PROMPT
Below is a listing. Gather each line of it that contains "Sound".

--- begin ---

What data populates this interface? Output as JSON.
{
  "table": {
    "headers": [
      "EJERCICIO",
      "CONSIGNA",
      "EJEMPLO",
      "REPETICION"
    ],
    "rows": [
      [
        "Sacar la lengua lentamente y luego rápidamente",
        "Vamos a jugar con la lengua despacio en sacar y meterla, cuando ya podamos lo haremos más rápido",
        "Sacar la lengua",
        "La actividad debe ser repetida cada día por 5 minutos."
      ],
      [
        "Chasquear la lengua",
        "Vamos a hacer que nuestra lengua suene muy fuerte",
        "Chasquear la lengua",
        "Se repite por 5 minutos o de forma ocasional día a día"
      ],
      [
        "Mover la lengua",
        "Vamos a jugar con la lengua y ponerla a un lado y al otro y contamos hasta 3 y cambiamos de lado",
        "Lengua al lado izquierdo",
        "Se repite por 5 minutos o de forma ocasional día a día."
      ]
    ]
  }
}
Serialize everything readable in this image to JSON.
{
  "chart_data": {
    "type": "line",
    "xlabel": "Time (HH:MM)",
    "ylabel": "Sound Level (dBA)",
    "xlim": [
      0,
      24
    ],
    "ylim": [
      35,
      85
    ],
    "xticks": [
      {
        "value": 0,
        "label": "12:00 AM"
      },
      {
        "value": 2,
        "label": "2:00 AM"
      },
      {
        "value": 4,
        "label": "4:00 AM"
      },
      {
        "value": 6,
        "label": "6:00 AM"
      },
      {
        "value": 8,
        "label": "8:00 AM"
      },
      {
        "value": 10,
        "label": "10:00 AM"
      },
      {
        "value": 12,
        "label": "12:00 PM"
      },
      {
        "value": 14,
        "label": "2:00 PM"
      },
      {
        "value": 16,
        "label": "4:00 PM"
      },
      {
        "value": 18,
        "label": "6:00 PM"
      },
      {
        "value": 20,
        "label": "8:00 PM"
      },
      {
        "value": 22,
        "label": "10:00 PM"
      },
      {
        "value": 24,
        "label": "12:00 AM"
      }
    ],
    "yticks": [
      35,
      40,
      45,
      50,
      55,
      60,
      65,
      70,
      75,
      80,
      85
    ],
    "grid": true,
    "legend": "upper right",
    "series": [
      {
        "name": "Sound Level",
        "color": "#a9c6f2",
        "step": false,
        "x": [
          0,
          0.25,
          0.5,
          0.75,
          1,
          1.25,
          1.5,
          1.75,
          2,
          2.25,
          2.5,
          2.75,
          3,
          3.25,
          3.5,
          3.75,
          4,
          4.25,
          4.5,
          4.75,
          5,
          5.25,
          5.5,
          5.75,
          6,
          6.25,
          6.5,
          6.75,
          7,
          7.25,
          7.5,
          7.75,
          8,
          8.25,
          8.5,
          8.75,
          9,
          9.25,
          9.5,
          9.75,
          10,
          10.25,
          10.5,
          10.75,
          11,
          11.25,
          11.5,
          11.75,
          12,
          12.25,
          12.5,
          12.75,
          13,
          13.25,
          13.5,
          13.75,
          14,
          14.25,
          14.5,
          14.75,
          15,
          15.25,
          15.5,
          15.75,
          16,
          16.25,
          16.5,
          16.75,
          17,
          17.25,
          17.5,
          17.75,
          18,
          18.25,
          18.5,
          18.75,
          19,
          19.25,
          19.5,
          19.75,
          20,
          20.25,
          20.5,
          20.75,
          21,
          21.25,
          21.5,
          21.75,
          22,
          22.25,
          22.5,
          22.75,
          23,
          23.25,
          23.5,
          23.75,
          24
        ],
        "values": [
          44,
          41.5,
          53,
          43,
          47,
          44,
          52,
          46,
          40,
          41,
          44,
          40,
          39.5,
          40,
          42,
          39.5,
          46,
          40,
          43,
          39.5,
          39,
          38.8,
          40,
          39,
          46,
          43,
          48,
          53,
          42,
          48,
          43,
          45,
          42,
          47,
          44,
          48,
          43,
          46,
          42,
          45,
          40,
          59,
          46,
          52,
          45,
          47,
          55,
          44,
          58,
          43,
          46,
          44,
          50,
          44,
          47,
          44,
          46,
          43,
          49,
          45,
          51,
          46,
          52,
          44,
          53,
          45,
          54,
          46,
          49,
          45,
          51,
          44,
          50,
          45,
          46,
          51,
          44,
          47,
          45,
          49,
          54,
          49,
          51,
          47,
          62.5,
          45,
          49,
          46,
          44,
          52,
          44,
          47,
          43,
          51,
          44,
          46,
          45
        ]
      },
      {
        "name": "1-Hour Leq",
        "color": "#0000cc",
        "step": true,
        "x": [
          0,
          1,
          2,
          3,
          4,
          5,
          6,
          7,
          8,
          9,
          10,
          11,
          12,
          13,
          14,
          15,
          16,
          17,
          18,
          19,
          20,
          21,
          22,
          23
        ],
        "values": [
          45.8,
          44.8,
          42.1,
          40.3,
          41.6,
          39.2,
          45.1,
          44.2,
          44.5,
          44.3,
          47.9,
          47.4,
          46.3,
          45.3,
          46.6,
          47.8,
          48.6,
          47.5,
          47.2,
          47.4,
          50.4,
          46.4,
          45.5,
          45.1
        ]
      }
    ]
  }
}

--- end ---

FINISHED ANSWER
    "ylabel": "Sound Level (dBA)",
        "name": "Sound Level",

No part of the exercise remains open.